Begin Extracted material

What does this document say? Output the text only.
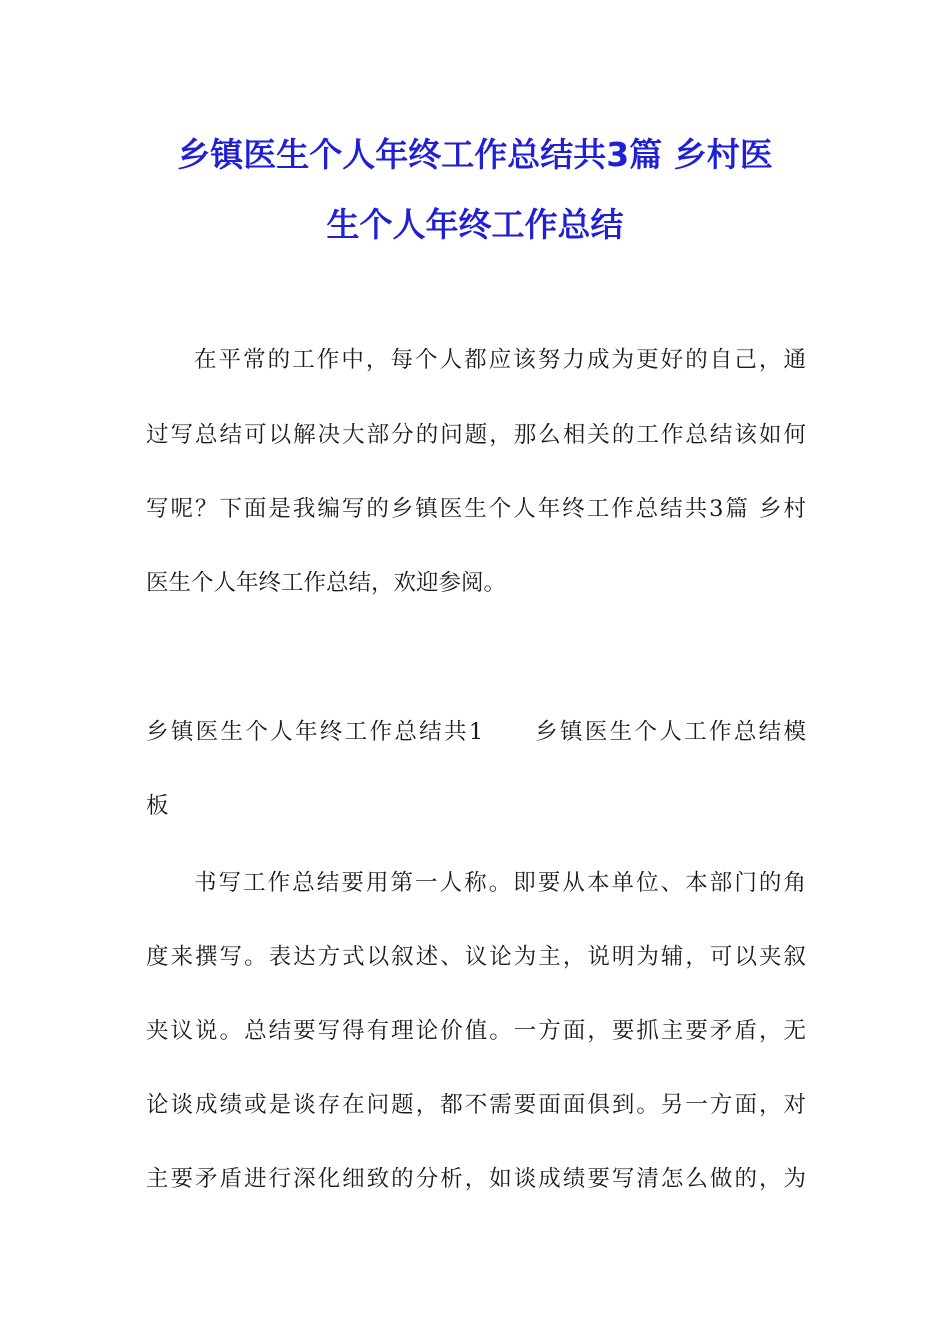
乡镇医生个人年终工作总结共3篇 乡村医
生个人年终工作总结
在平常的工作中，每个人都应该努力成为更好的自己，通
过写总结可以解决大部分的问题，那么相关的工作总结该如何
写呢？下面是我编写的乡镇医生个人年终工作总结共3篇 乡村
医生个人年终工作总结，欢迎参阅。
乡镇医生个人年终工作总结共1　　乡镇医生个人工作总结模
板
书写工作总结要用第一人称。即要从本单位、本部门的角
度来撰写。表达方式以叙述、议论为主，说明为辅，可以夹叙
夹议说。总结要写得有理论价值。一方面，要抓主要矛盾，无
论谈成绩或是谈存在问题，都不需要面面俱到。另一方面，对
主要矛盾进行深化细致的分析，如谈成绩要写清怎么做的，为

End Extracted material
Begin Extracted material

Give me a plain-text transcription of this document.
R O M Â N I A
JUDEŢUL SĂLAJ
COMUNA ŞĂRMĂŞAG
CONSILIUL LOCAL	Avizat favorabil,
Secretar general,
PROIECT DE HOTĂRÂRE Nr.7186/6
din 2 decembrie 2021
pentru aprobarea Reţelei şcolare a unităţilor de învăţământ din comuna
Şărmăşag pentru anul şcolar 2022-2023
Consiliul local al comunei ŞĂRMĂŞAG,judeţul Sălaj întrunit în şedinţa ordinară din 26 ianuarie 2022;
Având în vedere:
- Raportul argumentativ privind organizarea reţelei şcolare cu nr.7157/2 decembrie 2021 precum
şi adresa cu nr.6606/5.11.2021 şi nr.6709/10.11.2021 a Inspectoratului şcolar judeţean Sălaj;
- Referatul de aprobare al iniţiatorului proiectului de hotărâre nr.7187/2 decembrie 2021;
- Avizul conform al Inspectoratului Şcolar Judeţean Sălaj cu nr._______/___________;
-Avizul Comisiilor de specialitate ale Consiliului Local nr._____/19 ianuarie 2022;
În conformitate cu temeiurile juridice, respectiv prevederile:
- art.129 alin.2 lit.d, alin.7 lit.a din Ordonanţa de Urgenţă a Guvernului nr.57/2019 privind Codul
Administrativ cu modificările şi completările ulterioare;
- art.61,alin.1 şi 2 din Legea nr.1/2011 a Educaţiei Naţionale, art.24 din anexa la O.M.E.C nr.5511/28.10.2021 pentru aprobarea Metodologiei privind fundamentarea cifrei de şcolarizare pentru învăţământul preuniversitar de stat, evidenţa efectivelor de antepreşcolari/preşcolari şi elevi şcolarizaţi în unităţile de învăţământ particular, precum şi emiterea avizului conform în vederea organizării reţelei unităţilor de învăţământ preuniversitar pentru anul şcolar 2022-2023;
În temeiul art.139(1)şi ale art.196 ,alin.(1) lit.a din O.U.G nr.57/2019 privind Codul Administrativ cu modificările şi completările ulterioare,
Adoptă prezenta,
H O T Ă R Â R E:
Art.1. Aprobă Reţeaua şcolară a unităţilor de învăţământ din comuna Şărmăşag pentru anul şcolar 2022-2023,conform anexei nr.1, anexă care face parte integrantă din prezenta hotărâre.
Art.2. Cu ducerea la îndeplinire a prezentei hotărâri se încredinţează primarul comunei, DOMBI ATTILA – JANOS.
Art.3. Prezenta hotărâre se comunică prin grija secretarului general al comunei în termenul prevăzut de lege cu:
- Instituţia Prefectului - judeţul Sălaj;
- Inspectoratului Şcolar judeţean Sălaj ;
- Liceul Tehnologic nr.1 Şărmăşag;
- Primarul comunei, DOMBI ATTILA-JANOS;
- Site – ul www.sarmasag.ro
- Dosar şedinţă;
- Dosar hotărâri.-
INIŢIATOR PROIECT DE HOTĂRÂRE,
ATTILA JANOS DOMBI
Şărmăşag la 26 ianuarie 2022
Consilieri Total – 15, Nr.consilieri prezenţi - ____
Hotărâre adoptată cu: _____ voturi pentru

End Extracted material

Work to complete
Find the lines that include the string "document", then copy each of them.

Exercise output
What does this document say? Output the text only.
Give me a plain-text transcription of this document.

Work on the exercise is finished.